>> begin

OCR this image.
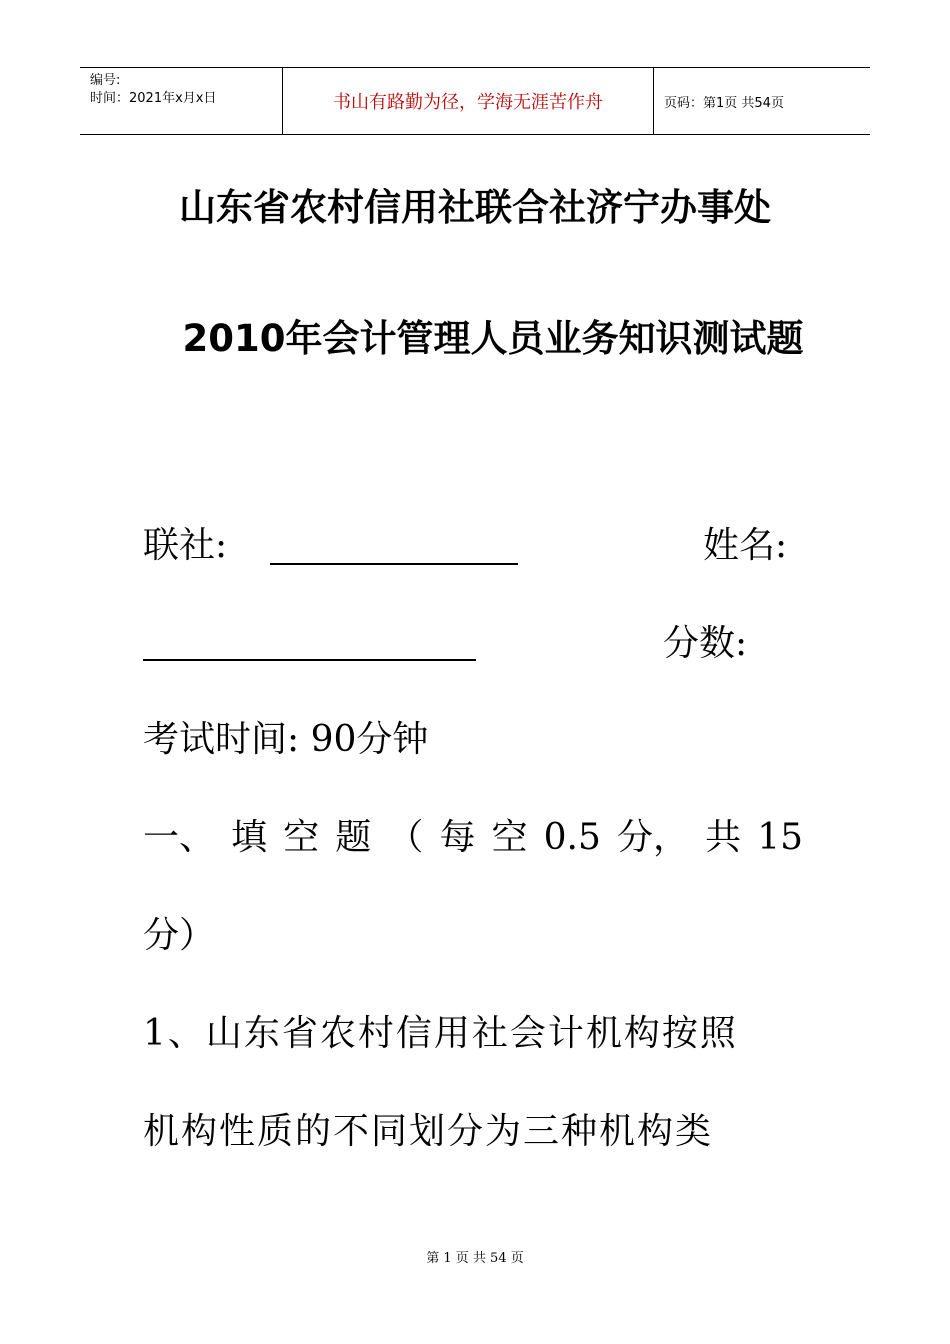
编号:
时间：2021年x月x日	书山有路勤为径，学海无涯苦作舟	页码：第1页 共54页
山东省农村信用社联合社济宁办事处
2010年会计管理人员业务知识测试题
联社:	姓名:
分数:
考试时间: 90分钟
一、 填 空 题 （ 每 空 0.5 分， 共 15
分）
1、山东省农村信用社会计机构按照
机构性质的不同划分为三种机构类
第 1 页 共 54 页
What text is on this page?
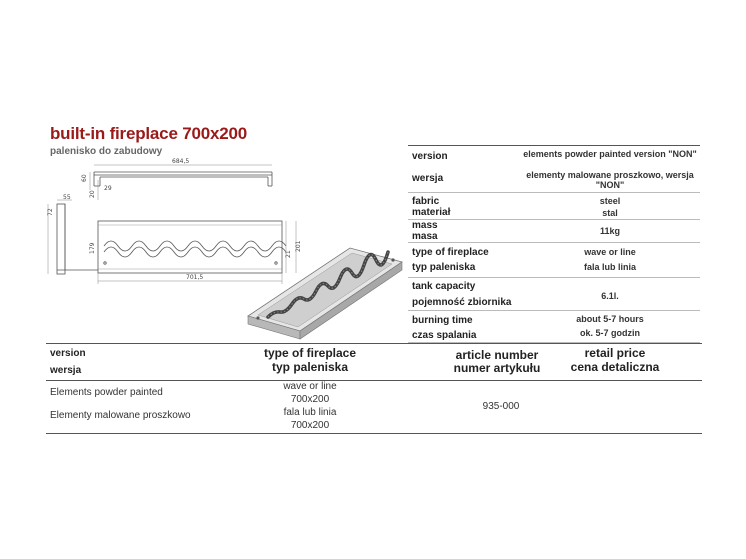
built-in fireplace 700x200
palenisko do zabudowy
684,5
60
29
20
55
72
179
21
201
701,5
version
wersja
elements powder painted version "NON"
elementy malowane proszkowo, wersja "NON"
fabric
materiał
steel
stal
mass
masa	11kg
type of fireplace
typ paleniska
wave or line
fala lub linia
tank capacity
pojemność zbiornika
6.1l.
burning time
czas spalania
about 5-7 hours
ok. 5-7 godzin
version
wersja
type of fireplace
typ paleniska
article number
numer artykułu
retail price
cena detaliczna
Elements powder painted
Elementy malowane proszkowo
wave or line
700x200
fala lub linia
700x200
935-000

>> end

**WHAT THIS TASK INVOLVES**
Omit every picture, then reproduce the rest of the listing exactly.

**EXERCISE ANSWER**
OCR this image.
编号:
时间：2021年x月x日	书山有路勤为径，学海无涯苦作舟	页码：第1页 共54页
山东省农村信用社联合社济宁办事处
2010年会计管理人员业务知识测试题
联社:	姓名:
分数:
考试时间: 90分钟
一、 填 空 题 （ 每 空 0.5 分， 共 15
分）
1、山东省农村信用社会计机构按照
机构性质的不同划分为三种机构类
第 1 页 共 54 页
What text is on this page?
built-in fireplace 700x200
palenisko do zabudowy
684,5
60
29
20
55
72
179
21
201
701,5
version
wersja
elements powder painted version "NON"
elementy malowane proszkowo, wersja "NON"
fabric
materiał
steel
stal
mass
masa	11kg
type of fireplace
typ paleniska
wave or line
fala lub linia
tank capacity
pojemność zbiornika
6.1l.
burning time
czas spalania
about 5-7 hours
ok. 5-7 godzin
version
wersja
type of fireplace
typ paleniska
article number
numer artykułu
retail price
cena detaliczna
Elements powder painted
Elementy malowane proszkowo
wave or line
700x200
fala lub linia
700x200
935-000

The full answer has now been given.